Source data
◆ ◆ ◆ ◆

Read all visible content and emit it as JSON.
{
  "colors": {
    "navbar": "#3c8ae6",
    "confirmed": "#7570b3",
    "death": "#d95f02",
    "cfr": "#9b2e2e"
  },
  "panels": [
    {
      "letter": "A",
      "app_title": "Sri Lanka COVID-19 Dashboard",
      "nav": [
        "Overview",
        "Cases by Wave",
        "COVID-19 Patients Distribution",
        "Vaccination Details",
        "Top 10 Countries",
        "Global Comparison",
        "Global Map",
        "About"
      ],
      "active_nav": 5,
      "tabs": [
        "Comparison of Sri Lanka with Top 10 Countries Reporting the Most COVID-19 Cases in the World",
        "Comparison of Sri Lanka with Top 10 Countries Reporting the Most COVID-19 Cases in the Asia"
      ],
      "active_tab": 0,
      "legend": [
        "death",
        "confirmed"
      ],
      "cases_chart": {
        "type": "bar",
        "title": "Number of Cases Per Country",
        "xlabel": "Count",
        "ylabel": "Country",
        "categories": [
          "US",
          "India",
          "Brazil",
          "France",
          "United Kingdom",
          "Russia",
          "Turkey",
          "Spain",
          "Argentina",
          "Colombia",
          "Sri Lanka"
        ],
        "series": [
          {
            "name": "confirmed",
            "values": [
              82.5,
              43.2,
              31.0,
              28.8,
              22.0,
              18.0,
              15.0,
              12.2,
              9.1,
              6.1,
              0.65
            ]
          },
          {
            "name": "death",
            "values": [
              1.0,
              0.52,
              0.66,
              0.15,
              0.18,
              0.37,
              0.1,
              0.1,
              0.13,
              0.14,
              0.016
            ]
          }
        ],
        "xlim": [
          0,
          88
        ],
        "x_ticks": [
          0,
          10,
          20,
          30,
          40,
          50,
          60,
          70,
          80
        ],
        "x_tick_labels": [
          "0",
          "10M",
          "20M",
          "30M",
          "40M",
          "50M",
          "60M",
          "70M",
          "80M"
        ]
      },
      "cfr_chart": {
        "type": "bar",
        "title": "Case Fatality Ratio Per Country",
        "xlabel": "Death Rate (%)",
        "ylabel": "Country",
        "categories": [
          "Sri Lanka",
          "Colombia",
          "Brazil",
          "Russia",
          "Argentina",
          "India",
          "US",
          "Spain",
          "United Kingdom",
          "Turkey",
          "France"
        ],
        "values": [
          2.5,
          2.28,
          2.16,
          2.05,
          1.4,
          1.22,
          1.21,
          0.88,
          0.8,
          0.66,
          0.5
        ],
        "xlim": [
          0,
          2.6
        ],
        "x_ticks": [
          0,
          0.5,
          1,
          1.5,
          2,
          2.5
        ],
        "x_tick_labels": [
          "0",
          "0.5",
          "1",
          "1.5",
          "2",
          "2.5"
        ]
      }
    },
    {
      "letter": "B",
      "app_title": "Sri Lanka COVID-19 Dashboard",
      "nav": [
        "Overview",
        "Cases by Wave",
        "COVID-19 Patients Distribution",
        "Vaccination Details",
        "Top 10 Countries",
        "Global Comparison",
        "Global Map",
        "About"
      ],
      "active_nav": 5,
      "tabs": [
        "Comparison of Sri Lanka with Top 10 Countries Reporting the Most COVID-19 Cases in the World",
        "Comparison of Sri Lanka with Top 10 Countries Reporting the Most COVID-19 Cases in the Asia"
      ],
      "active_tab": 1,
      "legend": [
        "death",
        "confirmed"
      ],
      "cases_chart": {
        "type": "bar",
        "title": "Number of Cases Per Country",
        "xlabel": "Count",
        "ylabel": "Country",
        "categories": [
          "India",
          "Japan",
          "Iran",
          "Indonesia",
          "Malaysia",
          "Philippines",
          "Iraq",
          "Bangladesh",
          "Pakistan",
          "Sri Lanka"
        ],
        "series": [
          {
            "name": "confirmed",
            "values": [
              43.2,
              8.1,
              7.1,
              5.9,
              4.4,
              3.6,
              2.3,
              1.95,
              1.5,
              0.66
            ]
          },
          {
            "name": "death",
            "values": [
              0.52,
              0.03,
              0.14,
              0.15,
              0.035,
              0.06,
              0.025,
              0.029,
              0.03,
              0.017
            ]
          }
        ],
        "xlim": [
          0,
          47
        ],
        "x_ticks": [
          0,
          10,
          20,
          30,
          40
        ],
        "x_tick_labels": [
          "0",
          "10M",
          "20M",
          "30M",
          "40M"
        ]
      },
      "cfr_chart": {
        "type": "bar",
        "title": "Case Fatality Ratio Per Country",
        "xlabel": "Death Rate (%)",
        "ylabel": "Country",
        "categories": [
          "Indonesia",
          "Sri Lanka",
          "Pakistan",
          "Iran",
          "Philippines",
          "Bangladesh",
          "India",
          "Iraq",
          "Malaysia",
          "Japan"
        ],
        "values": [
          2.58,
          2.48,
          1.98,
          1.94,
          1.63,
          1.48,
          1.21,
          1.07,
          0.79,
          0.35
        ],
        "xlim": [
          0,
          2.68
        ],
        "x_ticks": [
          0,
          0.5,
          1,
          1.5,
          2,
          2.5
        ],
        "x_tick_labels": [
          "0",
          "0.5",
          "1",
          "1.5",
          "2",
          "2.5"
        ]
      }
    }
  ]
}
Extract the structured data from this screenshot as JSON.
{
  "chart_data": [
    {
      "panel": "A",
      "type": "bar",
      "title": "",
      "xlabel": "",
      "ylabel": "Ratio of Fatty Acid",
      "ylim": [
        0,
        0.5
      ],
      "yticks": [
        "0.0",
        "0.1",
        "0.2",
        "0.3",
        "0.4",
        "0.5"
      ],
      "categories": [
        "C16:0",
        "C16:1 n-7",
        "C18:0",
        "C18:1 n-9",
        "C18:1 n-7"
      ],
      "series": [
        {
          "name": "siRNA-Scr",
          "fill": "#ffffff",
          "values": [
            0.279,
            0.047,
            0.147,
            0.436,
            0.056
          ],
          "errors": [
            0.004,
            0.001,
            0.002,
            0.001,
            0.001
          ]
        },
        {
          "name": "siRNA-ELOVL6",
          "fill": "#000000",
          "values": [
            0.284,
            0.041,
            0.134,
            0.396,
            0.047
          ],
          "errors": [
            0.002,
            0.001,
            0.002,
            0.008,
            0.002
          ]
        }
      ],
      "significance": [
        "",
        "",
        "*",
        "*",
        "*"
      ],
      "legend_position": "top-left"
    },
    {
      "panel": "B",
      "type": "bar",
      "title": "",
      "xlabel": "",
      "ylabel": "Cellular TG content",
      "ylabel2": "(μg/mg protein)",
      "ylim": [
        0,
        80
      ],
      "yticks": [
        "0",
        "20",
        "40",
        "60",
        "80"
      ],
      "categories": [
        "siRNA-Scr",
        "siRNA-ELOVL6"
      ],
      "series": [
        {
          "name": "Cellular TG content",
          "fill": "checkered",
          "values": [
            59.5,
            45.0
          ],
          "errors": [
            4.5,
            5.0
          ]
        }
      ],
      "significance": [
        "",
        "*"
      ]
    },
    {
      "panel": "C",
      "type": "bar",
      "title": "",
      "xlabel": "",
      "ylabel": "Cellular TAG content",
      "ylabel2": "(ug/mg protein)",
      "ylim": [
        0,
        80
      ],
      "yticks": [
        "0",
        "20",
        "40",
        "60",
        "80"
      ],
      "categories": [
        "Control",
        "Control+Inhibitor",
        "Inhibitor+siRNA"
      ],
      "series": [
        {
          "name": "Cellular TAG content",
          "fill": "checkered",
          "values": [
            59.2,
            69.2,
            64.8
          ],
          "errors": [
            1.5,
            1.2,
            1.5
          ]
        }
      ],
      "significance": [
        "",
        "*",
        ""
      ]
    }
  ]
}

◆ ◆ ◆ ◆

## EXERCISE DIRECTIONS
Repeat the records above with every character intact.

## YOUR SOLUTION
Read all visible content and emit it as JSON.
{
  "colors": {
    "navbar": "#3c8ae6",
    "confirmed": "#7570b3",
    "death": "#d95f02",
    "cfr": "#9b2e2e"
  },
  "panels": [
    {
      "letter": "A",
      "app_title": "Sri Lanka COVID-19 Dashboard",
      "nav": [
        "Overview",
        "Cases by Wave",
        "COVID-19 Patients Distribution",
        "Vaccination Details",
        "Top 10 Countries",
        "Global Comparison",
        "Global Map",
        "About"
      ],
      "active_nav": 5,
      "tabs": [
        "Comparison of Sri Lanka with Top 10 Countries Reporting the Most COVID-19 Cases in the World",
        "Comparison of Sri Lanka with Top 10 Countries Reporting the Most COVID-19 Cases in the Asia"
      ],
      "active_tab": 0,
      "legend": [
        "death",
        "confirmed"
      ],
      "cases_chart": {
        "type": "bar",
        "title": "Number of Cases Per Country",
        "xlabel": "Count",
        "ylabel": "Country",
        "categories": [
          "US",
          "India",
          "Brazil",
          "France",
          "United Kingdom",
          "Russia",
          "Turkey",
          "Spain",
          "Argentina",
          "Colombia",
          "Sri Lanka"
        ],
        "series": [
          {
            "name": "confirmed",
            "values": [
              82.5,
              43.2,
              31.0,
              28.8,
              22.0,
              18.0,
              15.0,
              12.2,
              9.1,
              6.1,
              0.65
            ]
          },
          {
            "name": "death",
            "values": [
              1.0,
              0.52,
              0.66,
              0.15,
              0.18,
              0.37,
              0.1,
              0.1,
              0.13,
              0.14,
              0.016
            ]
          }
        ],
        "xlim": [
          0,
          88
        ],
        "x_ticks": [
          0,
          10,
          20,
          30,
          40,
          50,
          60,
          70,
          80
        ],
        "x_tick_labels": [
          "0",
          "10M",
          "20M",
          "30M",
          "40M",
          "50M",
          "60M",
          "70M",
          "80M"
        ]
      },
      "cfr_chart": {
        "type": "bar",
        "title": "Case Fatality Ratio Per Country",
        "xlabel": "Death Rate (%)",
        "ylabel": "Country",
        "categories": [
          "Sri Lanka",
          "Colombia",
          "Brazil",
          "Russia",
          "Argentina",
          "India",
          "US",
          "Spain",
          "United Kingdom",
          "Turkey",
          "France"
        ],
        "values": [
          2.5,
          2.28,
          2.16,
          2.05,
          1.4,
          1.22,
          1.21,
          0.88,
          0.8,
          0.66,
          0.5
        ],
        "xlim": [
          0,
          2.6
        ],
        "x_ticks": [
          0,
          0.5,
          1,
          1.5,
          2,
          2.5
        ],
        "x_tick_labels": [
          "0",
          "0.5",
          "1",
          "1.5",
          "2",
          "2.5"
        ]
      }
    },
    {
      "letter": "B",
      "app_title": "Sri Lanka COVID-19 Dashboard",
      "nav": [
        "Overview",
        "Cases by Wave",
        "COVID-19 Patients Distribution",
        "Vaccination Details",
        "Top 10 Countries",
        "Global Comparison",
        "Global Map",
        "About"
      ],
      "active_nav": 5,
      "tabs": [
        "Comparison of Sri Lanka with Top 10 Countries Reporting the Most COVID-19 Cases in the World",
        "Comparison of Sri Lanka with Top 10 Countries Reporting the Most COVID-19 Cases in the Asia"
      ],
      "active_tab": 1,
      "legend": [
        "death",
        "confirmed"
      ],
      "cases_chart": {
        "type": "bar",
        "title": "Number of Cases Per Country",
        "xlabel": "Count",
        "ylabel": "Country",
        "categories": [
          "India",
          "Japan",
          "Iran",
          "Indonesia",
          "Malaysia",
          "Philippines",
          "Iraq",
          "Bangladesh",
          "Pakistan",
          "Sri Lanka"
        ],
        "series": [
          {
            "name": "confirmed",
            "values": [
              43.2,
              8.1,
              7.1,
              5.9,
              4.4,
              3.6,
              2.3,
              1.95,
              1.5,
              0.66
            ]
          },
          {
            "name": "death",
            "values": [
              0.52,
              0.03,
              0.14,
              0.15,
              0.035,
              0.06,
              0.025,
              0.029,
              0.03,
              0.017
            ]
          }
        ],
        "xlim": [
          0,
          47
        ],
        "x_ticks": [
          0,
          10,
          20,
          30,
          40
        ],
        "x_tick_labels": [
          "0",
          "10M",
          "20M",
          "30M",
          "40M"
        ]
      },
      "cfr_chart": {
        "type": "bar",
        "title": "Case Fatality Ratio Per Country",
        "xlabel": "Death Rate (%)",
        "ylabel": "Country",
        "categories": [
          "Indonesia",
          "Sri Lanka",
          "Pakistan",
          "Iran",
          "Philippines",
          "Bangladesh",
          "India",
          "Iraq",
          "Malaysia",
          "Japan"
        ],
        "values": [
          2.58,
          2.48,
          1.98,
          1.94,
          1.63,
          1.48,
          1.21,
          1.07,
          0.79,
          0.35
        ],
        "xlim": [
          0,
          2.68
        ],
        "x_ticks": [
          0,
          0.5,
          1,
          1.5,
          2,
          2.5
        ],
        "x_tick_labels": [
          "0",
          "0.5",
          "1",
          "1.5",
          "2",
          "2.5"
        ]
      }
    }
  ]
}
Extract the structured data from this screenshot as JSON.
{
  "chart_data": [
    {
      "panel": "A",
      "type": "bar",
      "title": "",
      "xlabel": "",
      "ylabel": "Ratio of Fatty Acid",
      "ylim": [
        0,
        0.5
      ],
      "yticks": [
        "0.0",
        "0.1",
        "0.2",
        "0.3",
        "0.4",
        "0.5"
      ],
      "categories": [
        "C16:0",
        "C16:1 n-7",
        "C18:0",
        "C18:1 n-9",
        "C18:1 n-7"
      ],
      "series": [
        {
          "name": "siRNA-Scr",
          "fill": "#ffffff",
          "values": [
            0.279,
            0.047,
            0.147,
            0.436,
            0.056
          ],
          "errors": [
            0.004,
            0.001,
            0.002,
            0.001,
            0.001
          ]
        },
        {
          "name": "siRNA-ELOVL6",
          "fill": "#000000",
          "values": [
            0.284,
            0.041,
            0.134,
            0.396,
            0.047
          ],
          "errors": [
            0.002,
            0.001,
            0.002,
            0.008,
            0.002
          ]
        }
      ],
      "significance": [
        "",
        "",
        "*",
        "*",
        "*"
      ],
      "legend_position": "top-left"
    },
    {
      "panel": "B",
      "type": "bar",
      "title": "",
      "xlabel": "",
      "ylabel": "Cellular TG content",
      "ylabel2": "(μg/mg protein)",
      "ylim": [
        0,
        80
      ],
      "yticks": [
        "0",
        "20",
        "40",
        "60",
        "80"
      ],
      "categories": [
        "siRNA-Scr",
        "siRNA-ELOVL6"
      ],
      "series": [
        {
          "name": "Cellular TG content",
          "fill": "checkered",
          "values": [
            59.5,
            45.0
          ],
          "errors": [
            4.5,
            5.0
          ]
        }
      ],
      "significance": [
        "",
        "*"
      ]
    },
    {
      "panel": "C",
      "type": "bar",
      "title": "",
      "xlabel": "",
      "ylabel": "Cellular TAG content",
      "ylabel2": "(ug/mg protein)",
      "ylim": [
        0,
        80
      ],
      "yticks": [
        "0",
        "20",
        "40",
        "60",
        "80"
      ],
      "categories": [
        "Control",
        "Control+Inhibitor",
        "Inhibitor+siRNA"
      ],
      "series": [
        {
          "name": "Cellular TAG content",
          "fill": "checkered",
          "values": [
            59.2,
            69.2,
            64.8
          ],
          "errors": [
            1.5,
            1.2,
            1.5
          ]
        }
      ],
      "significance": [
        "",
        "*",
        ""
      ]
    }
  ]
}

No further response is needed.